### Records supplied ###
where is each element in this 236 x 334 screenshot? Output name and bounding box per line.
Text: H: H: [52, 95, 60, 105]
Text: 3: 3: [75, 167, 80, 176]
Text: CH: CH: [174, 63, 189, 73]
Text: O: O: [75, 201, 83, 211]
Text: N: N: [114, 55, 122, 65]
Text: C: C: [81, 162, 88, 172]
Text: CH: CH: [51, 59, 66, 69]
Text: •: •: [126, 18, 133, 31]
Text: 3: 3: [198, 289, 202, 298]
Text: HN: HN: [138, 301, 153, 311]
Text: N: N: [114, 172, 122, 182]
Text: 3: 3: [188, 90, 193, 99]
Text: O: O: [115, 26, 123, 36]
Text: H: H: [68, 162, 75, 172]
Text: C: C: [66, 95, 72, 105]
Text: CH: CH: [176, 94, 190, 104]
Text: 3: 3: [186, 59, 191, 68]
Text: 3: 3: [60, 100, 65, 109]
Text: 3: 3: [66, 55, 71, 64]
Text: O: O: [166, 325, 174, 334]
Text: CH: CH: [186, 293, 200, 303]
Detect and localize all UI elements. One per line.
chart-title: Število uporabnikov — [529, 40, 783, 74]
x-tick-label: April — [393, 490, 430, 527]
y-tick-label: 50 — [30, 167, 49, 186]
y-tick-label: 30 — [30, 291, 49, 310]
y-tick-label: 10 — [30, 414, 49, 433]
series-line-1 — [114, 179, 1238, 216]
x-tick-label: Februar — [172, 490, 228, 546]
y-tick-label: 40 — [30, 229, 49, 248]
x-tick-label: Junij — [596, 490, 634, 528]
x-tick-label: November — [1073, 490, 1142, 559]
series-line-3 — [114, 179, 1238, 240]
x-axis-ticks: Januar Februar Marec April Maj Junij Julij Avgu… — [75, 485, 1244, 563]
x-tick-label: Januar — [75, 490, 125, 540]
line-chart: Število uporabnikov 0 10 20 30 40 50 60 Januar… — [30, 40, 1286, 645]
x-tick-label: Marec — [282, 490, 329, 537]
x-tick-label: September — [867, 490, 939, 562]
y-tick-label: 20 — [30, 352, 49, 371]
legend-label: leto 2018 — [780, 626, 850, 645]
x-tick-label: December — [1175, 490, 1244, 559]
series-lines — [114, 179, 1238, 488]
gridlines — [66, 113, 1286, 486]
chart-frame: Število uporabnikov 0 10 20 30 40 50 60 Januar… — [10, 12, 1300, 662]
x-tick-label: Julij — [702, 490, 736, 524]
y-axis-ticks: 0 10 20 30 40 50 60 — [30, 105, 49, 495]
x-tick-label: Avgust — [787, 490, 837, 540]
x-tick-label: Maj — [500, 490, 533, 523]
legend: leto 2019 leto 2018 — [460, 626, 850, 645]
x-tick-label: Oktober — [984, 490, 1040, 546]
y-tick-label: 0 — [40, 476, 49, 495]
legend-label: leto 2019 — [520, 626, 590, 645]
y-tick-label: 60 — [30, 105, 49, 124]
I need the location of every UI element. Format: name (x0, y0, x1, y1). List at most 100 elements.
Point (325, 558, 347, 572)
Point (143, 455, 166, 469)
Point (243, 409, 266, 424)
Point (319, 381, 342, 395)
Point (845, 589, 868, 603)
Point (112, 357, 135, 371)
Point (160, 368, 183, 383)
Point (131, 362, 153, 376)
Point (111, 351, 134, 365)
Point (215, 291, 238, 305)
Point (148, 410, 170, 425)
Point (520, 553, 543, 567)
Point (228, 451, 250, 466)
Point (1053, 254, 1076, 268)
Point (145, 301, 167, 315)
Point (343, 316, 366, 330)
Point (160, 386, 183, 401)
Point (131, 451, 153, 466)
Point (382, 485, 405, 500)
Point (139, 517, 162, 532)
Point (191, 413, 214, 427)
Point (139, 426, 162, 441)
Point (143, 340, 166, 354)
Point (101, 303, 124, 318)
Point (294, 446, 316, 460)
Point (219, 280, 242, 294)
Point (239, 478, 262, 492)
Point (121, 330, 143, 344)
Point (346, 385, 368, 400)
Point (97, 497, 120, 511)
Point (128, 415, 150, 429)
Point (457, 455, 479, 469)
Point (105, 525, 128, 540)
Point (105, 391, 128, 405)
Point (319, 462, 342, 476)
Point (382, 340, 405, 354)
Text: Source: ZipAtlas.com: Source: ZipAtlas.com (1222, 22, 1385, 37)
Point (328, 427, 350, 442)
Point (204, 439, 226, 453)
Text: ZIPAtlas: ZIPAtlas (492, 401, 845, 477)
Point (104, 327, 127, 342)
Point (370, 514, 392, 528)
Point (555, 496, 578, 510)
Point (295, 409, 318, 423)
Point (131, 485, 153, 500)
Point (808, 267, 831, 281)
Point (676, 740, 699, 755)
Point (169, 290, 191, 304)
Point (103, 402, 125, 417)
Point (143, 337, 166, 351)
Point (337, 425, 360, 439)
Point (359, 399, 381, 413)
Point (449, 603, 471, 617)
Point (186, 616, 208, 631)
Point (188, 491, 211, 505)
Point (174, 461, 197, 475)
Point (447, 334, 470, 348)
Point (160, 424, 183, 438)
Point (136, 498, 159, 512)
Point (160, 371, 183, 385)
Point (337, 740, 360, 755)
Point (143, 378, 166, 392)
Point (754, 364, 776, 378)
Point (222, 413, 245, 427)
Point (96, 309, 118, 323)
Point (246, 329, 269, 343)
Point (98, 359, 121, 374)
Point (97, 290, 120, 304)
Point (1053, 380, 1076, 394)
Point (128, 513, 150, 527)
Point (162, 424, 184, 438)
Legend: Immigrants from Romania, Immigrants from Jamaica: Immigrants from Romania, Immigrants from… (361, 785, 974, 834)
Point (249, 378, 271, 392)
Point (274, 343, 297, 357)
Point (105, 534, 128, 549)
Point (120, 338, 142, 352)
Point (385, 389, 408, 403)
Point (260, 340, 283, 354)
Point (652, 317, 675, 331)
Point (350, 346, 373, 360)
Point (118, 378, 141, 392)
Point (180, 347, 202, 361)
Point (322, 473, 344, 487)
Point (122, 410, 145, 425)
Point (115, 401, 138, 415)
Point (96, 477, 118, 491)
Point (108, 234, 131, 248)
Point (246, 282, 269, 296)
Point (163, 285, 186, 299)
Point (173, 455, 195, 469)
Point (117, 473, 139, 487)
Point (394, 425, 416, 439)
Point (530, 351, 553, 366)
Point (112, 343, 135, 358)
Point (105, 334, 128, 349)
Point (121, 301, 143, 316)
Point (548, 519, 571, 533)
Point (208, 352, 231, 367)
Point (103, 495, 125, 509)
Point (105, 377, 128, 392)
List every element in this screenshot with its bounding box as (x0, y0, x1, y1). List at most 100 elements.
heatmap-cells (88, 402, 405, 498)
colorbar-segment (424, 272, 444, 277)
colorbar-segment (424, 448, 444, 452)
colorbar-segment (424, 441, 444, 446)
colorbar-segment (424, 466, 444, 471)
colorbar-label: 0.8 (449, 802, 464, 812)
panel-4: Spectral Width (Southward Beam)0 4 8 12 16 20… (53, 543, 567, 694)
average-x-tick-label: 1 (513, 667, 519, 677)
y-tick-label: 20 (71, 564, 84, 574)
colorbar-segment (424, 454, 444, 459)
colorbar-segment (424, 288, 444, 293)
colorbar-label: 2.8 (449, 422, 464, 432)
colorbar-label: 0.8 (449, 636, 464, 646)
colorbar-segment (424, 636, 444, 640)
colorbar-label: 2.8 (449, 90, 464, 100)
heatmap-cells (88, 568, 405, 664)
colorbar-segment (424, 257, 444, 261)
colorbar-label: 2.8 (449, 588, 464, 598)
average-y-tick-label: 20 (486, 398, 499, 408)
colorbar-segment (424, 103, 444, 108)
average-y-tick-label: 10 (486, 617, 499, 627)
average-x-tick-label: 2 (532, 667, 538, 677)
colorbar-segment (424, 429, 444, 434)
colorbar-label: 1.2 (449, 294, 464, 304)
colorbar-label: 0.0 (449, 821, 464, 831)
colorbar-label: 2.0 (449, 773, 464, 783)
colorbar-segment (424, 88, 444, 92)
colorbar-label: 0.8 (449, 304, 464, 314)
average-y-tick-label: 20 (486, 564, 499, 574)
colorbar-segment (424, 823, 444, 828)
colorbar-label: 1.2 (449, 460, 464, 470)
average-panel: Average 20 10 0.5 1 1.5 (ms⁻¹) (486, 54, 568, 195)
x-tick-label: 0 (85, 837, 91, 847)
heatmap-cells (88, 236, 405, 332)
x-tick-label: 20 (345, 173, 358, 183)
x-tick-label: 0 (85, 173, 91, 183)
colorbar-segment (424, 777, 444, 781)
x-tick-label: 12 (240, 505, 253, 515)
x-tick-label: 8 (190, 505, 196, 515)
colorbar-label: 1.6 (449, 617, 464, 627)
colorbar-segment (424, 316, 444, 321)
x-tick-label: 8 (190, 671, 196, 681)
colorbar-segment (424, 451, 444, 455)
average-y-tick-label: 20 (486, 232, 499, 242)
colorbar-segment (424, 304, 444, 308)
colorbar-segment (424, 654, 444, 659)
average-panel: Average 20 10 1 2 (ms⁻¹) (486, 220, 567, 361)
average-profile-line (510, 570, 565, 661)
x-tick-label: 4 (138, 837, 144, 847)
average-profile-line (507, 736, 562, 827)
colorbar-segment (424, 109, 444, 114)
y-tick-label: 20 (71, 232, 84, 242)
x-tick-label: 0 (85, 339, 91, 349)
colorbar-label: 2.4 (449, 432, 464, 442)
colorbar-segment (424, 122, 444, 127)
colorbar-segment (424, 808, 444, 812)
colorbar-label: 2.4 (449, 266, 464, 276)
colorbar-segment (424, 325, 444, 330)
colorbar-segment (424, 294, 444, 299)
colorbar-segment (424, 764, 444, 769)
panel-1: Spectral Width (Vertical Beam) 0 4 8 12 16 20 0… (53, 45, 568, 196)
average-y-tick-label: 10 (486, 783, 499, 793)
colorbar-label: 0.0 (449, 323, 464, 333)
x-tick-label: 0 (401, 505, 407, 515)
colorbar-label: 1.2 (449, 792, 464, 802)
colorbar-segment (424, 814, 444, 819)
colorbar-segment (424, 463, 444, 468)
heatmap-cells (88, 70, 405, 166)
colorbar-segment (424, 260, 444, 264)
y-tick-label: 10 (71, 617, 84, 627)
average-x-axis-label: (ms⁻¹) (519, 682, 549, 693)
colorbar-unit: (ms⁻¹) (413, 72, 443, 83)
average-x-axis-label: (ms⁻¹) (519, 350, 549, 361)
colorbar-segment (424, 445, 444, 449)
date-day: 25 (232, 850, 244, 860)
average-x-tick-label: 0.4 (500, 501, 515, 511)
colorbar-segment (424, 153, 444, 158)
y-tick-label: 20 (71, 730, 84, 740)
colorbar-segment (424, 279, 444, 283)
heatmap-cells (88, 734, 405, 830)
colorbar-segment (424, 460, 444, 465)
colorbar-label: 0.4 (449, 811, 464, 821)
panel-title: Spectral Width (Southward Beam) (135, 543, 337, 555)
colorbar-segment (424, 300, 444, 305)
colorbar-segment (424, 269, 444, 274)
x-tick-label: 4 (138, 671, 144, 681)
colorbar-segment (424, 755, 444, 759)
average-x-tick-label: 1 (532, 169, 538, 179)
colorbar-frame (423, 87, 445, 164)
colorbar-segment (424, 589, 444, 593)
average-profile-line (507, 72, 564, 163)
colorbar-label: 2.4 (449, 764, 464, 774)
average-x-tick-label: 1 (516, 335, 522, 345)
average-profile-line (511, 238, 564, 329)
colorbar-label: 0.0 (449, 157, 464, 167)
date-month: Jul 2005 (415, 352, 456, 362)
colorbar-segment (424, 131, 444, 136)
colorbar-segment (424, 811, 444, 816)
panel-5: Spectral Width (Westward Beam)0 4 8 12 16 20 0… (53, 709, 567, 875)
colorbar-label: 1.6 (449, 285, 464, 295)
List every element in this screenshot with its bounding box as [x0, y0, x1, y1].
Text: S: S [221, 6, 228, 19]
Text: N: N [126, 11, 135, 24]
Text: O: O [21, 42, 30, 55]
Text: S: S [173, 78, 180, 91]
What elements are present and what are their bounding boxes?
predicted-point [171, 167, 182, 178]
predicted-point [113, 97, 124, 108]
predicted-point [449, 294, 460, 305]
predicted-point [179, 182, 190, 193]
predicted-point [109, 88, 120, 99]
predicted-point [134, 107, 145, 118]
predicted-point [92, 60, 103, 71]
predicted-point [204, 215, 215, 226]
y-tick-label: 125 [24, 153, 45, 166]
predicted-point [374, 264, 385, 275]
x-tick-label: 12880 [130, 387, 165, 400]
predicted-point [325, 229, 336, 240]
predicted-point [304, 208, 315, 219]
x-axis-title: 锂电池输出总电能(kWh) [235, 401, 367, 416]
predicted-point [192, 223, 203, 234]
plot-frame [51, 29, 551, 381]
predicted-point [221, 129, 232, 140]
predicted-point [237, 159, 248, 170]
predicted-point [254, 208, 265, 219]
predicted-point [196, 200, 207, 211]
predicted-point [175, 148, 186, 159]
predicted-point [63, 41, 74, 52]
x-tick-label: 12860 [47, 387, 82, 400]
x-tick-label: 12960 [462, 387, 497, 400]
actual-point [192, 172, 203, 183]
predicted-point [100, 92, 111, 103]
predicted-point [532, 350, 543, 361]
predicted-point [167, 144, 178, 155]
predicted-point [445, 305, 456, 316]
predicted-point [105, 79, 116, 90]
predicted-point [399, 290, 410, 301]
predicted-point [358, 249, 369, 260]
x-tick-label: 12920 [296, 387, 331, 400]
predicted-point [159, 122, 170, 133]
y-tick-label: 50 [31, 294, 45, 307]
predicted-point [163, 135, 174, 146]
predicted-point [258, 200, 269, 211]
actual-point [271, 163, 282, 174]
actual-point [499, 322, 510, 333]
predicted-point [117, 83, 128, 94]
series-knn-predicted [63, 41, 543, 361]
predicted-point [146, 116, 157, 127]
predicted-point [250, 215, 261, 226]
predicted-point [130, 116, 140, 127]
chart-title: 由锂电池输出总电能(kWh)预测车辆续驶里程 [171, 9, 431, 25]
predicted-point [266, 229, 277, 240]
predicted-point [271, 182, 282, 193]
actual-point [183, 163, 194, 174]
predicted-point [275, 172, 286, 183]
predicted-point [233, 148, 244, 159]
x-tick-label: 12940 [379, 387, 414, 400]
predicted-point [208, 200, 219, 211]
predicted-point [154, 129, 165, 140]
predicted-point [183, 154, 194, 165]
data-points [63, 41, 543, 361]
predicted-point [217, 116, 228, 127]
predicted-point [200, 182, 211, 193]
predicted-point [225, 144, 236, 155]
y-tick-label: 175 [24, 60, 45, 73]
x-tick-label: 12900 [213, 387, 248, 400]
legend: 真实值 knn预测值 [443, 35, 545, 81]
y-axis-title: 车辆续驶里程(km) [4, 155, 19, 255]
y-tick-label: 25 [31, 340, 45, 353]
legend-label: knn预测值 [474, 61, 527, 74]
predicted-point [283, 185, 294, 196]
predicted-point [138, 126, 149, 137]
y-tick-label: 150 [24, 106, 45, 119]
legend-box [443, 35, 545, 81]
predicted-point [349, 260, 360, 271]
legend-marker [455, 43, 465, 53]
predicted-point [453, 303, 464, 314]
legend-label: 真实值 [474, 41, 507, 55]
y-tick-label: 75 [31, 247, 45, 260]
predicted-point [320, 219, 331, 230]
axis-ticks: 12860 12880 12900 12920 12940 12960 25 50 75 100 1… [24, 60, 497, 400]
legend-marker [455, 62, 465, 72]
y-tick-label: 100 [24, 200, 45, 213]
###
» **Task goal**
Reproduce word for word the rows above, from the very first line through the line that contains "Text: H: H: [68, 162, 75, 172]", with both of those lines included.

» **Written answer**
where is each element in this 236 x 334 screenshot? Output name and bounding box per line.
Text: H: H: [52, 95, 60, 105]
Text: 3: 3: [75, 167, 80, 176]
Text: CH: CH: [174, 63, 189, 73]
Text: O: O: [75, 201, 83, 211]
Text: N: N: [114, 55, 122, 65]
Text: C: C: [81, 162, 88, 172]
Text: CH: CH: [51, 59, 66, 69]
Text: •: •: [126, 18, 133, 31]
Text: 3: 3: [198, 289, 202, 298]
Text: HN: HN: [138, 301, 153, 311]
Text: N: N: [114, 172, 122, 182]
Text: 3: 3: [188, 90, 193, 99]
Text: O: O: [115, 26, 123, 36]
Text: H: H: [68, 162, 75, 172]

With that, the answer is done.